EXERCISE →
Nothing in the records may be left out or altered; reproduce them all exactly.

Extracted data entries →
»»

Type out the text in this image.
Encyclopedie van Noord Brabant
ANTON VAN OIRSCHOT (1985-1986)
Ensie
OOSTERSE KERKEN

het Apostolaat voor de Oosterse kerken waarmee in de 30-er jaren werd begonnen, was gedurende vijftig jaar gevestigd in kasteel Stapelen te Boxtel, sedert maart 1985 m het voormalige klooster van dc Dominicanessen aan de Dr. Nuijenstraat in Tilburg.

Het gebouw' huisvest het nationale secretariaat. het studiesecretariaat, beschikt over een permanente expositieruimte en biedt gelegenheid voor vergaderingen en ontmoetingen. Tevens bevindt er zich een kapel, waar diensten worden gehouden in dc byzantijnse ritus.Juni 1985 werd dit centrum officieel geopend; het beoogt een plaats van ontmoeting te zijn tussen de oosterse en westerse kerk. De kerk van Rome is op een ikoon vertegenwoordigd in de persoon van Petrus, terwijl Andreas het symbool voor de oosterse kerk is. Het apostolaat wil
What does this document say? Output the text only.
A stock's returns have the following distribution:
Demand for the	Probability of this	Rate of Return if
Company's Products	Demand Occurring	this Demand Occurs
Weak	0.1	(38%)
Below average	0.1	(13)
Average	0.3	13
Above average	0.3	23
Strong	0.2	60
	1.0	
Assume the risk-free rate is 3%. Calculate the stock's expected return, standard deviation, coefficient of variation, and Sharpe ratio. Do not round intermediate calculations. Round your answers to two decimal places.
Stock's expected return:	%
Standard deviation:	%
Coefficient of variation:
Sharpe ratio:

««

EXERCISE RESPONSE →
Type out the text in this image.
Encyclopedie van Noord Brabant
ANTON VAN OIRSCHOT (1985-1986)
Ensie
OOSTERSE KERKEN

het Apostolaat voor de Oosterse kerken waarmee in de 30-er jaren werd begonnen, was gedurende vijftig jaar gevestigd in kasteel Stapelen te Boxtel, sedert maart 1985 m het voormalige klooster van dc Dominicanessen aan de Dr. Nuijenstraat in Tilburg.

Het gebouw' huisvest het nationale secretariaat. het studiesecretariaat, beschikt over een permanente expositieruimte en biedt gelegenheid voor vergaderingen en ontmoetingen. Tevens bevindt er zich een kapel, waar diensten worden gehouden in dc byzantijnse ritus.Juni 1985 werd dit centrum officieel geopend; het beoogt een plaats van ontmoeting te zijn tussen de oosterse en westerse kerk. De kerk van Rome is op een ikoon vertegenwoordigd in de persoon van Petrus, terwijl Andreas het symbool voor de oosterse kerk is. Het apostolaat wil
What does this document say? Output the text only.
A stock's returns have the following distribution:
Demand for the	Probability of this	Rate of Return if
Company's Products	Demand Occurring	this Demand Occurs
Weak	0.1	(38%)
Below average	0.1	(13)
Average	0.3	13
Above average	0.3	23
Strong	0.2	60
	1.0	
Assume the risk-free rate is 3%. Calculate the stock's expected return, standard deviation, coefficient of variation, and Sharpe ratio. Do not round intermediate calculations. Round your answers to two decimal places.
Stock's expected return:	%
Standard deviation:	%
Coefficient of variation:
Sharpe ratio:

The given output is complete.